**What the exercise asks**
Reproduce every record below verbatim, leaving out the pictures.

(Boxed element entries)
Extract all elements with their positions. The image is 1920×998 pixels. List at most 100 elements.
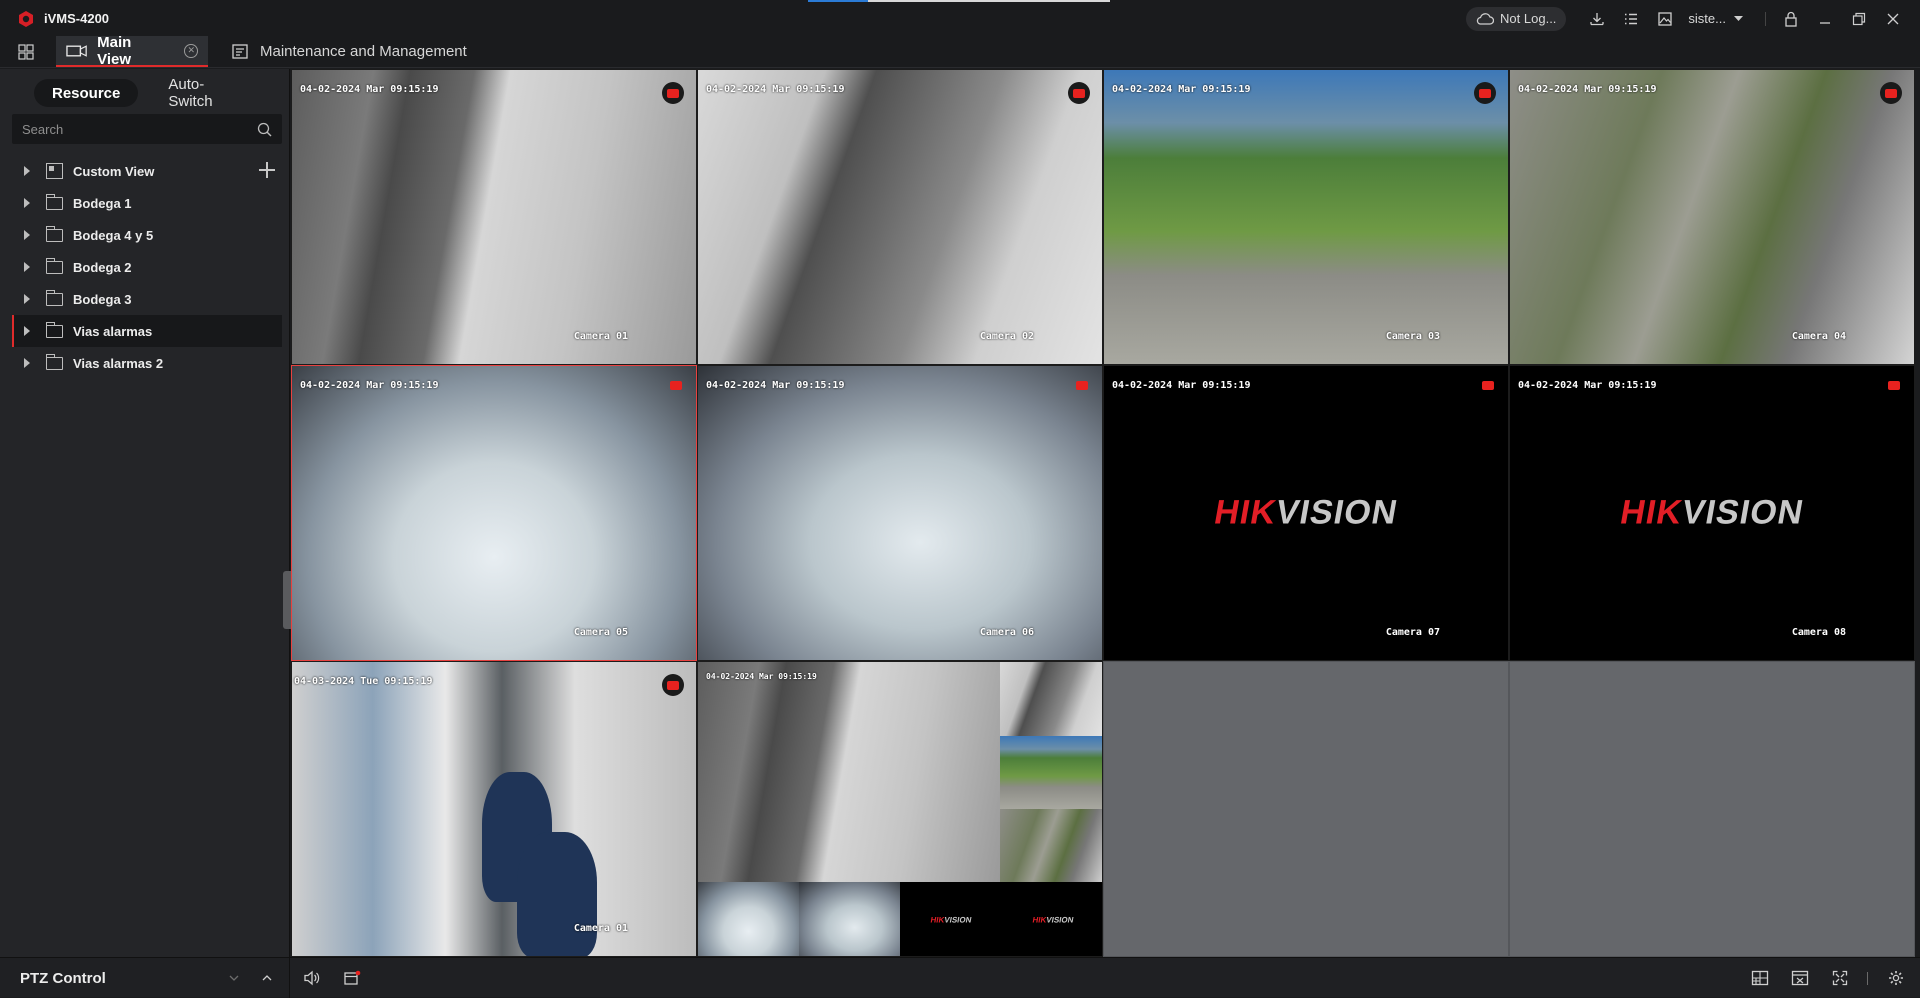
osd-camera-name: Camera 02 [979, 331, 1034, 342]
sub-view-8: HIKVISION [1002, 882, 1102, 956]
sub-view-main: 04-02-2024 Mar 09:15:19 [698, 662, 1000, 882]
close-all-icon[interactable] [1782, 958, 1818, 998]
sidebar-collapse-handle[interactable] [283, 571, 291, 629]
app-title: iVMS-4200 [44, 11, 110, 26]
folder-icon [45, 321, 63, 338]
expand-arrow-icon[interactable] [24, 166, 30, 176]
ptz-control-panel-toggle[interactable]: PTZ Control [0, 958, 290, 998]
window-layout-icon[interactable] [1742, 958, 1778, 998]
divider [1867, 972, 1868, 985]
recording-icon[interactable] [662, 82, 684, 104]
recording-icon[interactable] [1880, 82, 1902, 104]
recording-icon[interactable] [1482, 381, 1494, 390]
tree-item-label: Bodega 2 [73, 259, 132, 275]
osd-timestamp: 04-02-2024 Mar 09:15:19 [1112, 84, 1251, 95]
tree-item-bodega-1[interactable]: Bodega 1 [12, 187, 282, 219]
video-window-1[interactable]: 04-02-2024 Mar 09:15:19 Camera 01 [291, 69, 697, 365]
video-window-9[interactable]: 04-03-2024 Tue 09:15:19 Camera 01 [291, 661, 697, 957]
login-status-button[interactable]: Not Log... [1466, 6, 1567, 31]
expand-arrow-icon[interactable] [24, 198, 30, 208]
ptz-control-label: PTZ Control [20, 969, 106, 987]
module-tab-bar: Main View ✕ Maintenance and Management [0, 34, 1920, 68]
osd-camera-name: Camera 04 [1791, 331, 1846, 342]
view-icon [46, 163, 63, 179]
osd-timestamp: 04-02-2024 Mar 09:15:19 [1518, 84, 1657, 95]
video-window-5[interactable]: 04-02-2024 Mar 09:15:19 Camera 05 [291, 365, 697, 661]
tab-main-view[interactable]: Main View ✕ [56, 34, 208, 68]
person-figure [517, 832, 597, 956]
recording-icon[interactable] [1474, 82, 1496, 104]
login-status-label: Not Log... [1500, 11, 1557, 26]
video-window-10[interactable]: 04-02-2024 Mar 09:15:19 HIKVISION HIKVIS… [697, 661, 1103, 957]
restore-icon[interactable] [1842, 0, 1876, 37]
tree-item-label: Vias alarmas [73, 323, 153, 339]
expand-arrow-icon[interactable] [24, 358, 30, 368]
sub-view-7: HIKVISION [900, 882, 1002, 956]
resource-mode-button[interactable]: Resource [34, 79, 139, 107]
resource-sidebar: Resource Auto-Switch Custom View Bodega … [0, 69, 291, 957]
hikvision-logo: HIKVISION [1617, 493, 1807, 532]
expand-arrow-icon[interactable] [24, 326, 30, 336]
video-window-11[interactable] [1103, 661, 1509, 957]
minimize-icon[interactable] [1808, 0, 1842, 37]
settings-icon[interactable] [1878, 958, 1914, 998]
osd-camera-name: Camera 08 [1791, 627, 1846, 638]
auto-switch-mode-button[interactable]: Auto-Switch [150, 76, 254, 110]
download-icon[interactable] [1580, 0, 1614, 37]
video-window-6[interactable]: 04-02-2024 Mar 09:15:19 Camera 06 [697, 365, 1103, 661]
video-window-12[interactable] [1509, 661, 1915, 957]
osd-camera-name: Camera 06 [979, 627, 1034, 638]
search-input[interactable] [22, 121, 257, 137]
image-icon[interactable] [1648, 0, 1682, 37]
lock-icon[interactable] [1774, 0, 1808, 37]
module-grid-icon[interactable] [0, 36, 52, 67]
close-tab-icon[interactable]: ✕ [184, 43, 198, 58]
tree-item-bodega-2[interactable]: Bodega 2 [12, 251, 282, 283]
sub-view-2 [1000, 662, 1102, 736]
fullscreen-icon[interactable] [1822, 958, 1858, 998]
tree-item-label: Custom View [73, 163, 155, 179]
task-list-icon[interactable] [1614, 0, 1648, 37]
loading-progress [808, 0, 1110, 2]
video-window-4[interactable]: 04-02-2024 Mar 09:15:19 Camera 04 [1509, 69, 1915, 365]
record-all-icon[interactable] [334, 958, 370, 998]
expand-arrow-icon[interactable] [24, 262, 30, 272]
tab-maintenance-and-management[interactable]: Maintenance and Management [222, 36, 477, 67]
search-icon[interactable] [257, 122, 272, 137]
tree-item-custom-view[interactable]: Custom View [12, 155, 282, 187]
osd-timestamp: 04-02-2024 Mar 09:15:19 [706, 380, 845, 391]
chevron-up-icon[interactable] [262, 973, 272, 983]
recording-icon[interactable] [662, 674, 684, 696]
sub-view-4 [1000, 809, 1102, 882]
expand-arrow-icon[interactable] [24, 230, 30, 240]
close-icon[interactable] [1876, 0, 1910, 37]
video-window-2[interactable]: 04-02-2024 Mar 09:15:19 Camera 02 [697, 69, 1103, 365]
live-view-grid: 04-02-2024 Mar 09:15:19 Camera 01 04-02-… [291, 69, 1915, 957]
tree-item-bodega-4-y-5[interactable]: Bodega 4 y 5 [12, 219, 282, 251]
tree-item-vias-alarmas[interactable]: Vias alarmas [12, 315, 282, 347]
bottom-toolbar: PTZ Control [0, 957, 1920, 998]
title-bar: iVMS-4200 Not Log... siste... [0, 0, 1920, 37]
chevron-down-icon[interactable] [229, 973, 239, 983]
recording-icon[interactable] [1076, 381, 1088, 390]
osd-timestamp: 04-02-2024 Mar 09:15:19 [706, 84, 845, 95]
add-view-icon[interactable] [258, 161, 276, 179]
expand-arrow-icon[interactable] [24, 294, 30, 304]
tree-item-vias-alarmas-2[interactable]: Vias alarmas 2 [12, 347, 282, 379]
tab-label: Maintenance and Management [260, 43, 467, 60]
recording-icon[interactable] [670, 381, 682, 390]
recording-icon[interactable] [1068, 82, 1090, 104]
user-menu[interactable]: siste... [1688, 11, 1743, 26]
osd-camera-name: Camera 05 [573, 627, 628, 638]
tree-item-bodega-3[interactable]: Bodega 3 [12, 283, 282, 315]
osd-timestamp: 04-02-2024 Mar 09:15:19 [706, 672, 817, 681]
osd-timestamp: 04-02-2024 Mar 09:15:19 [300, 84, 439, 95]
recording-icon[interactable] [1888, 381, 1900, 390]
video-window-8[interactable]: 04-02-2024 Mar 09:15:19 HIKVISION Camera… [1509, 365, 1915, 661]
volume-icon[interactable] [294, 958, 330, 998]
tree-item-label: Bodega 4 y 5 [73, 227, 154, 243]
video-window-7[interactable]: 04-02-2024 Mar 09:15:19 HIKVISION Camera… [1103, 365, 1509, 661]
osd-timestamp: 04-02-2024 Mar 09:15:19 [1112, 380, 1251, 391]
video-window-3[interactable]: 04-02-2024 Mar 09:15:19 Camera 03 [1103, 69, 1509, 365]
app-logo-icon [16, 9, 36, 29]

**Result**
Extract all elements with their positions. The image is 1920×998 pixels. List at most 100 elements.
osd-camera-name: Camera 02 [979, 331, 1034, 342]
sub-view-8: HIKVISION [1002, 882, 1102, 956]
sub-view-main: 04-02-2024 Mar 09:15:19 [698, 662, 1000, 882]
close-all-icon[interactable] [1782, 958, 1818, 998]
sidebar-collapse-handle[interactable] [283, 571, 291, 629]
app-title: iVMS-4200 [44, 11, 110, 26]
folder-icon [45, 321, 63, 338]
expand-arrow-icon[interactable] [24, 166, 30, 176]
ptz-control-panel-toggle[interactable]: PTZ Control [0, 958, 290, 998]
window-layout-icon[interactable] [1742, 958, 1778, 998]
divider [1867, 972, 1868, 985]
recording-icon[interactable] [662, 82, 684, 104]
recording-icon[interactable] [1880, 82, 1902, 104]
recording-icon[interactable] [1482, 381, 1494, 390]
tree-item-label: Bodega 2 [73, 259, 132, 275]
osd-timestamp: 04-02-2024 Mar 09:15:19 [1112, 84, 1251, 95]
tree-item-bodega-1[interactable]: Bodega 1 [12, 187, 282, 219]
video-window-1[interactable]: 04-02-2024 Mar 09:15:19 Camera 01 [291, 69, 697, 365]
video-window-9[interactable]: 04-03-2024 Tue 09:15:19 Camera 01 [291, 661, 697, 957]
login-status-button[interactable]: Not Log... [1466, 6, 1567, 31]
expand-arrow-icon[interactable] [24, 198, 30, 208]
ptz-control-label: PTZ Control [20, 969, 106, 987]
module-tab-bar: Main View ✕ Maintenance and Management [0, 34, 1920, 68]
osd-camera-name: Camera 04 [1791, 331, 1846, 342]
view-icon [46, 163, 63, 179]
osd-timestamp: 04-02-2024 Mar 09:15:19 [1518, 84, 1657, 95]
video-window-5[interactable]: 04-02-2024 Mar 09:15:19 Camera 05 [291, 365, 697, 661]
tab-main-view[interactable]: Main View ✕ [56, 34, 208, 68]
person-figure [517, 832, 597, 956]
recording-icon[interactable] [1474, 82, 1496, 104]
login-status-label: Not Log... [1500, 11, 1557, 26]
video-window-10[interactable]: 04-02-2024 Mar 09:15:19 HIKVISION HIKVIS… [697, 661, 1103, 957]
restore-icon[interactable] [1842, 0, 1876, 37]
tree-item-label: Vias alarmas [73, 323, 153, 339]
expand-arrow-icon[interactable] [24, 358, 30, 368]
sub-view-7: HIKVISION [900, 882, 1002, 956]
resource-mode-button[interactable]: Resource [34, 79, 139, 107]
resource-sidebar: Resource Auto-Switch Custom View Bodega … [0, 69, 291, 957]
hikvision-logo: HIKVISION [1617, 493, 1807, 532]
expand-arrow-icon[interactable] [24, 326, 30, 336]
video-window-11[interactable] [1103, 661, 1509, 957]
minimize-icon[interactable] [1808, 0, 1842, 37]
settings-icon[interactable] [1878, 958, 1914, 998]
osd-camera-name: Camera 08 [1791, 627, 1846, 638]
auto-switch-mode-button[interactable]: Auto-Switch [150, 76, 254, 110]
download-icon[interactable] [1580, 0, 1614, 37]
video-window-6[interactable]: 04-02-2024 Mar 09:15:19 Camera 06 [697, 365, 1103, 661]
video-window-12[interactable] [1509, 661, 1915, 957]
osd-camera-name: Camera 06 [979, 627, 1034, 638]
search-input[interactable] [22, 121, 257, 137]
image-icon[interactable] [1648, 0, 1682, 37]
lock-icon[interactable] [1774, 0, 1808, 37]
module-grid-icon[interactable] [0, 36, 52, 67]
close-tab-icon[interactable]: ✕ [184, 43, 198, 58]
tree-item-bodega-2[interactable]: Bodega 2 [12, 251, 282, 283]
sub-view-2 [1000, 662, 1102, 736]
fullscreen-icon[interactable] [1822, 958, 1858, 998]
tree-item-label: Custom View [73, 163, 155, 179]
task-list-icon[interactable] [1614, 0, 1648, 37]
loading-progress [808, 0, 1110, 2]
video-window-4[interactable]: 04-02-2024 Mar 09:15:19 Camera 04 [1509, 69, 1915, 365]
record-all-icon[interactable] [334, 958, 370, 998]
expand-arrow-icon[interactable] [24, 262, 30, 272]
tab-maintenance-and-management[interactable]: Maintenance and Management [222, 36, 477, 67]
search-icon[interactable] [257, 122, 272, 137]
tree-item-custom-view[interactable]: Custom View [12, 155, 282, 187]
osd-timestamp: 04-02-2024 Mar 09:15:19 [706, 380, 845, 391]
chevron-up-icon[interactable] [262, 973, 272, 983]
recording-icon[interactable] [662, 674, 684, 696]
sub-view-4 [1000, 809, 1102, 882]
expand-arrow-icon[interactable] [24, 230, 30, 240]
close-icon[interactable] [1876, 0, 1910, 37]
video-window-2[interactable]: 04-02-2024 Mar 09:15:19 Camera 02 [697, 69, 1103, 365]
live-view-grid: 04-02-2024 Mar 09:15:19 Camera 01 04-02-… [291, 69, 1915, 957]
tree-item-bodega-4-y-5[interactable]: Bodega 4 y 5 [12, 219, 282, 251]
tree-item-vias-alarmas[interactable]: Vias alarmas [12, 315, 282, 347]
bottom-toolbar: PTZ Control [0, 957, 1920, 998]
title-bar: iVMS-4200 Not Log... siste... [0, 0, 1920, 37]
chevron-down-icon[interactable] [229, 973, 239, 983]
recording-icon[interactable] [1076, 381, 1088, 390]
osd-timestamp: 04-02-2024 Mar 09:15:19 [706, 84, 845, 95]
add-view-icon[interactable] [258, 161, 276, 179]
expand-arrow-icon[interactable] [24, 294, 30, 304]
tree-item-vias-alarmas-2[interactable]: Vias alarmas 2 [12, 347, 282, 379]
tab-label: Maintenance and Management [260, 43, 467, 60]
recording-icon[interactable] [670, 381, 682, 390]
recording-icon[interactable] [1068, 82, 1090, 104]
user-menu[interactable]: siste... [1688, 11, 1743, 26]
osd-camera-name: Camera 05 [573, 627, 628, 638]
tree-item-bodega-3[interactable]: Bodega 3 [12, 283, 282, 315]
osd-timestamp: 04-02-2024 Mar 09:15:19 [706, 672, 817, 681]
osd-timestamp: 04-02-2024 Mar 09:15:19 [300, 84, 439, 95]
recording-icon[interactable] [1888, 381, 1900, 390]
video-window-8[interactable]: 04-02-2024 Mar 09:15:19 HIKVISION Camera… [1509, 365, 1915, 661]
volume-icon[interactable] [294, 958, 330, 998]
tree-item-label: Bodega 4 y 5 [73, 227, 154, 243]
video-window-7[interactable]: 04-02-2024 Mar 09:15:19 HIKVISION Camera… [1103, 365, 1509, 661]
osd-timestamp: 04-02-2024 Mar 09:15:19 [1112, 380, 1251, 391]
video-window-3[interactable]: 04-02-2024 Mar 09:15:19 Camera 03 [1103, 69, 1509, 365]
app-logo-icon [16, 9, 36, 29]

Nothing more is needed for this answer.